* To do *
Copy each line below that includes "title".

(Dataset rows)
———

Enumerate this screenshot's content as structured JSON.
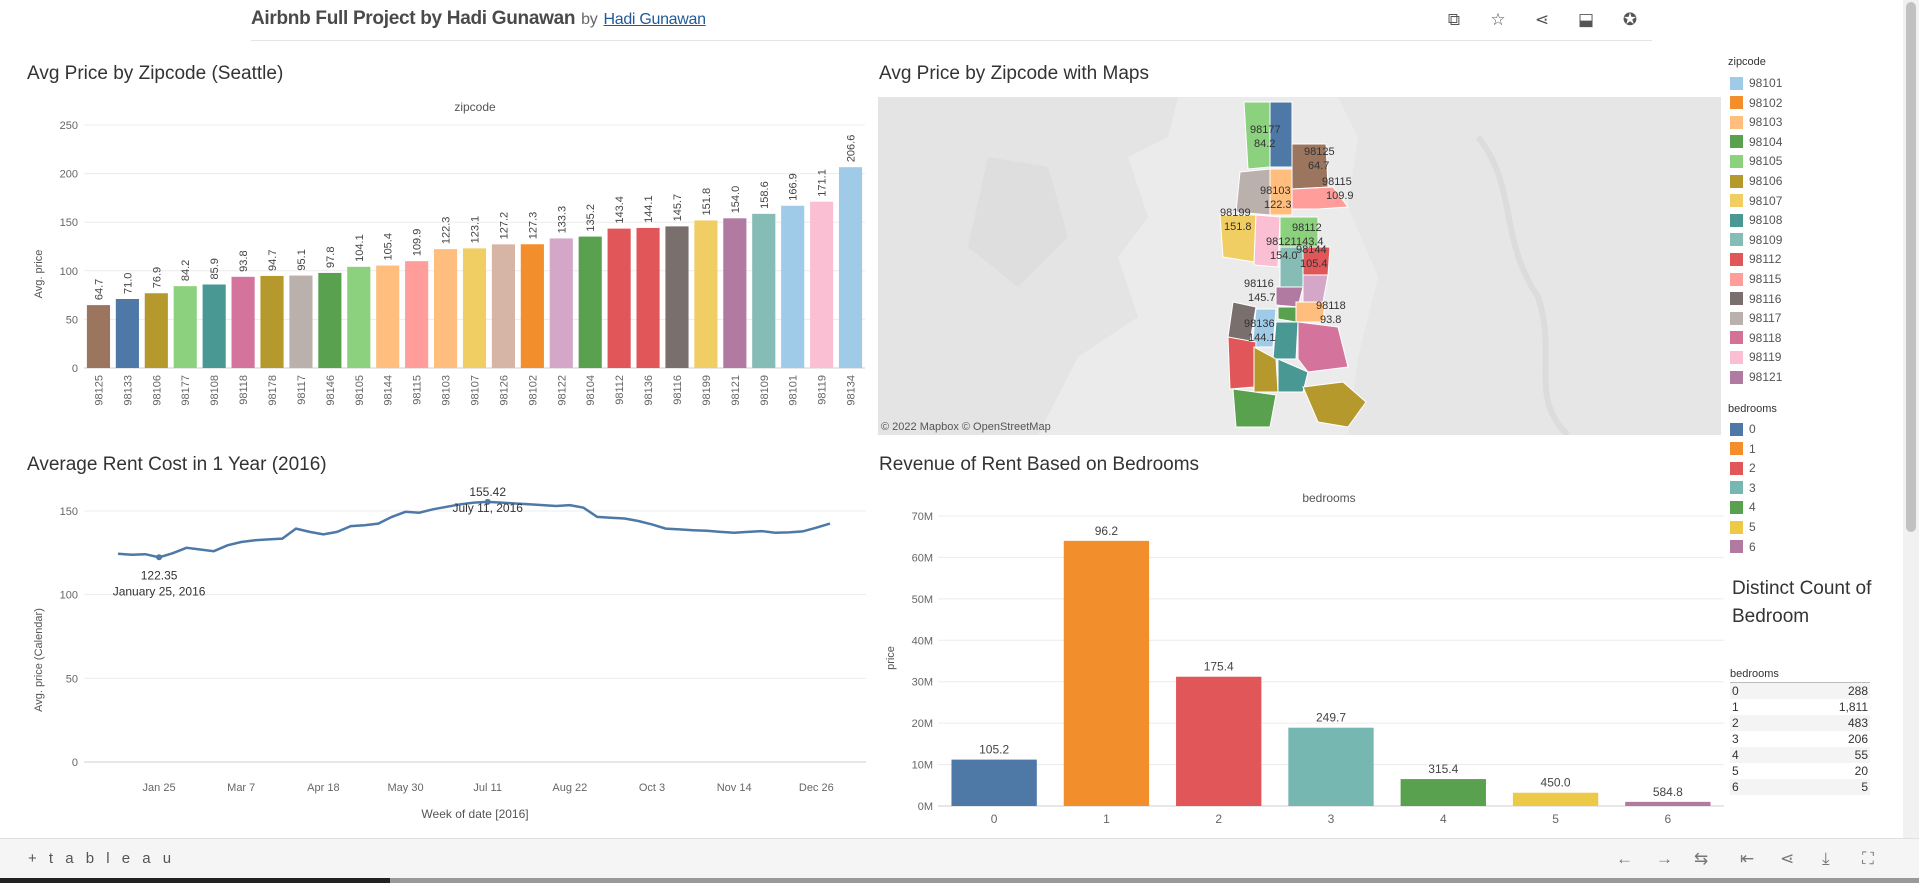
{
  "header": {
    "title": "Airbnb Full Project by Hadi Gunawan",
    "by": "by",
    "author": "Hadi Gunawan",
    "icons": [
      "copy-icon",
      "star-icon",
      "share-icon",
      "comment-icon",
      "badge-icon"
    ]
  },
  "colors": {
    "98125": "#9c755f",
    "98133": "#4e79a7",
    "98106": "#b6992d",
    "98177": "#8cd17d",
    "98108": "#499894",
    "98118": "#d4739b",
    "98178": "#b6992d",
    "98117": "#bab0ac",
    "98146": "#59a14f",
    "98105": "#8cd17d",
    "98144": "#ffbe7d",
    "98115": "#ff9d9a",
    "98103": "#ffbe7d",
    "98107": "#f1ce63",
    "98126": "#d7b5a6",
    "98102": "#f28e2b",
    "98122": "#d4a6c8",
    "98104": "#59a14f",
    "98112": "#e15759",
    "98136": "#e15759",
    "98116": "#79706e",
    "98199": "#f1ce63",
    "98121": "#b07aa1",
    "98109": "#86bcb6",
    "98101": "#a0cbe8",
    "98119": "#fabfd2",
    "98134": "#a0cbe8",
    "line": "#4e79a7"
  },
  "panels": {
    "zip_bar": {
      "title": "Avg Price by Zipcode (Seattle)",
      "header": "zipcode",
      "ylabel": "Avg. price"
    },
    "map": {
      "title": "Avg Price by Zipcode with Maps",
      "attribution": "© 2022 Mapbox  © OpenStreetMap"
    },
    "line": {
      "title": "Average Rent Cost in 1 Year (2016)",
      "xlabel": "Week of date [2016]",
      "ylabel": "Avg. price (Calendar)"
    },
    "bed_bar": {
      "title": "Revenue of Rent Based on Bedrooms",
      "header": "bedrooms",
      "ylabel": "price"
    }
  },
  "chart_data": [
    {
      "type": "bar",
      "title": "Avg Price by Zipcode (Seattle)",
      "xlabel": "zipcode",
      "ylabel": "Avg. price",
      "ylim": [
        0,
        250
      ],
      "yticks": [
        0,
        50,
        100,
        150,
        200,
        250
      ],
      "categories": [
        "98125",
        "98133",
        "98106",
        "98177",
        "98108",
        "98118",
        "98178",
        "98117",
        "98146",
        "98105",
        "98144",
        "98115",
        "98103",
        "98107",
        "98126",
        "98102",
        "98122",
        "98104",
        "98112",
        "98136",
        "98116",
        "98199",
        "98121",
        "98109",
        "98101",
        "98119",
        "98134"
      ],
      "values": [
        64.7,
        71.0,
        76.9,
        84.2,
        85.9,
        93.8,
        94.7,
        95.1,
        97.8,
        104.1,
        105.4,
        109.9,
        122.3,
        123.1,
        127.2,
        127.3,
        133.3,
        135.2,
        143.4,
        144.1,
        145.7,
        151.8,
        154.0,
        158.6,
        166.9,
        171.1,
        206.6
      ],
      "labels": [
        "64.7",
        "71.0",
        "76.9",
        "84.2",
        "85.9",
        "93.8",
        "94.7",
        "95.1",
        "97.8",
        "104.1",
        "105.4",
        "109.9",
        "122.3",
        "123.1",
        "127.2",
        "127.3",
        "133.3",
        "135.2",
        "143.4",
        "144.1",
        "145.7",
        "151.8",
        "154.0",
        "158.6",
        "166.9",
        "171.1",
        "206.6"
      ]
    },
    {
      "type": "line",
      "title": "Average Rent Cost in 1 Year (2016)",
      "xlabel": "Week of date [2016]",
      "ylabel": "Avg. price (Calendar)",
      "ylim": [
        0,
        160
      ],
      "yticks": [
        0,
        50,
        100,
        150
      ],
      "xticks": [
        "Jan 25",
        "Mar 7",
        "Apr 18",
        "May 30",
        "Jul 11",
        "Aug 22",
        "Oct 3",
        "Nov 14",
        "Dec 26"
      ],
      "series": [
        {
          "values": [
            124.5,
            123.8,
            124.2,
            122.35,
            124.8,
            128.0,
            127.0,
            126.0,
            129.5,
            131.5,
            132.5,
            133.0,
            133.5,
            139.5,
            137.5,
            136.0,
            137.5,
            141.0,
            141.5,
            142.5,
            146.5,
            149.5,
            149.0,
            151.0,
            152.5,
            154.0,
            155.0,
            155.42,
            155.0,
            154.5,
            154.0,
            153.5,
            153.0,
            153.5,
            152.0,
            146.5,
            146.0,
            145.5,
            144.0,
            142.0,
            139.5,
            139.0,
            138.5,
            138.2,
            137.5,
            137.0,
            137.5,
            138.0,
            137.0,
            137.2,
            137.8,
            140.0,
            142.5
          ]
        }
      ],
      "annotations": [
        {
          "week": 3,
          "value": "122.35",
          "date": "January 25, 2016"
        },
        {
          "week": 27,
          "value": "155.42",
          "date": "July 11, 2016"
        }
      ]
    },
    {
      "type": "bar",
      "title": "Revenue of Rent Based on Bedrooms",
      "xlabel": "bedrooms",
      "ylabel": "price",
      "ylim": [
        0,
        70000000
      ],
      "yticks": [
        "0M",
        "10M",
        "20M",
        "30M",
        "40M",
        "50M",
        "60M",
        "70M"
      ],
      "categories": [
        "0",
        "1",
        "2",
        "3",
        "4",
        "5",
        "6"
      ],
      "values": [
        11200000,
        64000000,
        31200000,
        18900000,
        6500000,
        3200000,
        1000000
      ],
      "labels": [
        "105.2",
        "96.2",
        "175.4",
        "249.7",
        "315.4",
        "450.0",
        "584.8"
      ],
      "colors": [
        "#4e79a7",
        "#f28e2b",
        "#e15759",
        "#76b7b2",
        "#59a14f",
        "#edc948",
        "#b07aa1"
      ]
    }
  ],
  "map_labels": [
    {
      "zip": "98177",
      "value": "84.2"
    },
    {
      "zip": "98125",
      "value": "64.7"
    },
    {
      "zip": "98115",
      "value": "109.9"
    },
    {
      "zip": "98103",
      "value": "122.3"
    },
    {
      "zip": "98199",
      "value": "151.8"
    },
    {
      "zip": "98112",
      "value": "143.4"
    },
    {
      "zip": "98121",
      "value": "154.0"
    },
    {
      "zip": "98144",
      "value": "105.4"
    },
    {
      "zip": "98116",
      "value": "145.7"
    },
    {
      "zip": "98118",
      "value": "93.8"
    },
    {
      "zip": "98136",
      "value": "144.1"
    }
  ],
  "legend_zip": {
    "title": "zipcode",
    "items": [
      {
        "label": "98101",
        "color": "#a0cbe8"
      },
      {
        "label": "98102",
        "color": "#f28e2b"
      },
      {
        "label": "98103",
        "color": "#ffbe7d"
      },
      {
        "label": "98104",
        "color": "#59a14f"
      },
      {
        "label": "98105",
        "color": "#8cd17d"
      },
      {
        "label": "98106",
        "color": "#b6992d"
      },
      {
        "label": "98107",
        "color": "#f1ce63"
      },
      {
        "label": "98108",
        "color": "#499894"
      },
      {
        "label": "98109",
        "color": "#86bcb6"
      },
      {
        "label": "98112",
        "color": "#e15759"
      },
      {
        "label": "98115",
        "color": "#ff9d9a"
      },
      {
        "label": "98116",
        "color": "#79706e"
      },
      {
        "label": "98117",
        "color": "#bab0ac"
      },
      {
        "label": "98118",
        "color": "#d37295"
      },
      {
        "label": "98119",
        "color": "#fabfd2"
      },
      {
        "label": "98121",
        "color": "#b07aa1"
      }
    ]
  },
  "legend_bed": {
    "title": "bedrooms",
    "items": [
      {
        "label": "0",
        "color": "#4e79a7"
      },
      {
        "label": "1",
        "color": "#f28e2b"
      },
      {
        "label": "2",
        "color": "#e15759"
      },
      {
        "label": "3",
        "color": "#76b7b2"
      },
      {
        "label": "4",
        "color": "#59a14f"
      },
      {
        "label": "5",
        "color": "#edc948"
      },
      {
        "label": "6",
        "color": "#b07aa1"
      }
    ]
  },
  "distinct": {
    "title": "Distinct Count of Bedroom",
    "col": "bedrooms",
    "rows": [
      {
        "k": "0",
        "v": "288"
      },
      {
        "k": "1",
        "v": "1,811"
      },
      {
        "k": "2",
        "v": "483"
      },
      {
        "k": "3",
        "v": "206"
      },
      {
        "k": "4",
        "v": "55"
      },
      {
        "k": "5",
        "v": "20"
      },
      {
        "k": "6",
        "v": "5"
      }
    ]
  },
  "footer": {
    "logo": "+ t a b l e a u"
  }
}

———

* Reply to the exercise *
    "title": "Airbnb Full Project by Hadi Gunawan",
      "title": "Avg Price by Zipcode (Seattle)",
      "title": "Avg Price by Zipcode with Maps",
      "title": "Average Rent Cost in 1 Year (2016)",
      "title": "Revenue of Rent Based on Bedrooms",
      "title": "Avg Price by Zipcode (Seattle)",
      "title": "Average Rent Cost in 1 Year (2016)",
      "title": "Revenue of Rent Based on Bedrooms",
    "title": "zipcode",
    "title": "bedrooms",
    "title": "Distinct Count of Bedroom",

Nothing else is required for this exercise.